Exercise: Select the lines that hold the word "print" and copy each one.

Data extract:

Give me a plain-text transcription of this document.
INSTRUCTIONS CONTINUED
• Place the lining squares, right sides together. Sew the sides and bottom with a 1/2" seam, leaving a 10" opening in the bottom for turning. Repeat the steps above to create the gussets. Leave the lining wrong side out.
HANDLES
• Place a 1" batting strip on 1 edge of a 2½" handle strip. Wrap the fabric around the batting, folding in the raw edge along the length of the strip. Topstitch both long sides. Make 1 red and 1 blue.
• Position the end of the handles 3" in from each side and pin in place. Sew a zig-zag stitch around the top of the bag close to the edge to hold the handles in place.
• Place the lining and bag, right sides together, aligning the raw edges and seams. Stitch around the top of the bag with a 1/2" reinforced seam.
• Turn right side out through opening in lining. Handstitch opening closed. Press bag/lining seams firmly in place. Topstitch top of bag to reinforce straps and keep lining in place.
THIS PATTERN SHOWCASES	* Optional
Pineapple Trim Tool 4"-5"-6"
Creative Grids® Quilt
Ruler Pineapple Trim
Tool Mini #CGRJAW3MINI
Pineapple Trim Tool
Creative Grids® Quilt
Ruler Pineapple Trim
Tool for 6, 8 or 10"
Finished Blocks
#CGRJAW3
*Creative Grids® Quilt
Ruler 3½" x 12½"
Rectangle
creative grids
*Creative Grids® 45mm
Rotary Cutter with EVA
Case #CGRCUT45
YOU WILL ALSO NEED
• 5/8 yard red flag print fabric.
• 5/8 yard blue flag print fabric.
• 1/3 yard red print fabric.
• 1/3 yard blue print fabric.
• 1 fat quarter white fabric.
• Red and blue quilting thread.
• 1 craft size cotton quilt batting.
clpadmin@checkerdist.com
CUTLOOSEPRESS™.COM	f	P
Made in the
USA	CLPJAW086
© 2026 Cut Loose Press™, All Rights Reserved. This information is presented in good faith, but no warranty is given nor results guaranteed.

---

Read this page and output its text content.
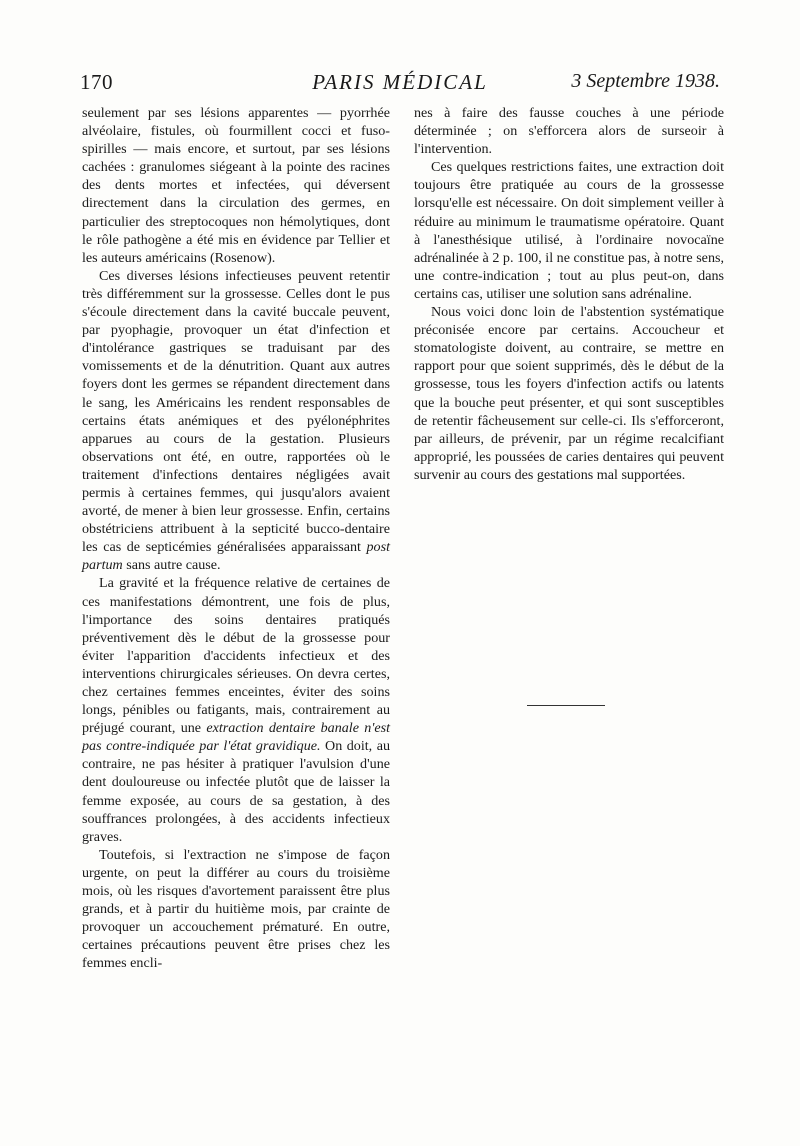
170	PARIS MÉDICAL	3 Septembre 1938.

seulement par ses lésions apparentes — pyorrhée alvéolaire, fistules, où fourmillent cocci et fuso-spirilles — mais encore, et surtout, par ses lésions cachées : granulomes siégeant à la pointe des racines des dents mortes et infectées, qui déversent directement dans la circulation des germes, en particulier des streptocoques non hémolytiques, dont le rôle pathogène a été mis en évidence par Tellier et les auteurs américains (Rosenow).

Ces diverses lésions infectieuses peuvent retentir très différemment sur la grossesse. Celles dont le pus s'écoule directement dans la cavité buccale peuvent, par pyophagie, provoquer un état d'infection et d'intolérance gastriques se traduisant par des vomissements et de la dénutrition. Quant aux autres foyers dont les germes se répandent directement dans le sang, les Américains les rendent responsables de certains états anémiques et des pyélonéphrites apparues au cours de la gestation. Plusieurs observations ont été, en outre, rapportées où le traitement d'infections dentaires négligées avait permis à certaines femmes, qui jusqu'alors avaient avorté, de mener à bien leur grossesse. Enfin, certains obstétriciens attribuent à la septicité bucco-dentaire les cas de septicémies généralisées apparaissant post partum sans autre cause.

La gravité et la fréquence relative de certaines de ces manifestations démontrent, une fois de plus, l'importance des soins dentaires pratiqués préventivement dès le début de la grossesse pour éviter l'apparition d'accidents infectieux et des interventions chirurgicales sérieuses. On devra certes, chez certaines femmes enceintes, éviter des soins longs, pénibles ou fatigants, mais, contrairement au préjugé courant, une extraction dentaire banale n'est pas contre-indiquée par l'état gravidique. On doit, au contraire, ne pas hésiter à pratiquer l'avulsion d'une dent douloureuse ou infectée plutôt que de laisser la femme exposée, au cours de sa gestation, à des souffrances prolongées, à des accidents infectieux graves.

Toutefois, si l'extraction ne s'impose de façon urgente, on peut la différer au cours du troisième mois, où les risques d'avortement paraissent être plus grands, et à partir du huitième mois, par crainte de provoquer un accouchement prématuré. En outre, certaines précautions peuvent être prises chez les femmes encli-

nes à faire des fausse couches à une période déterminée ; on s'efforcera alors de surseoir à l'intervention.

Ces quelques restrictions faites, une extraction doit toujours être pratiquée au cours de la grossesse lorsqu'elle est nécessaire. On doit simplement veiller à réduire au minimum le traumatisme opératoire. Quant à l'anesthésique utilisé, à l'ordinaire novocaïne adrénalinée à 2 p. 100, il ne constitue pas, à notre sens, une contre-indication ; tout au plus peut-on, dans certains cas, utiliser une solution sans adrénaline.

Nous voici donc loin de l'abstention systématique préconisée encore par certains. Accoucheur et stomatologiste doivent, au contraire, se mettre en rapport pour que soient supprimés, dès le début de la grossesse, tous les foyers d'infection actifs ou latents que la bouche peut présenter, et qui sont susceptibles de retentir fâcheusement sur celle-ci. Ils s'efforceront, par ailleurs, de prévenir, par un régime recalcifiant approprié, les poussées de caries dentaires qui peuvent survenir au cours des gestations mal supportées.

Result:
• 5/8 yard red flag print fabric.
• 5/8 yard blue flag print fabric.
• 1/3 yard red print fabric.
• 1/3 yard blue print fabric.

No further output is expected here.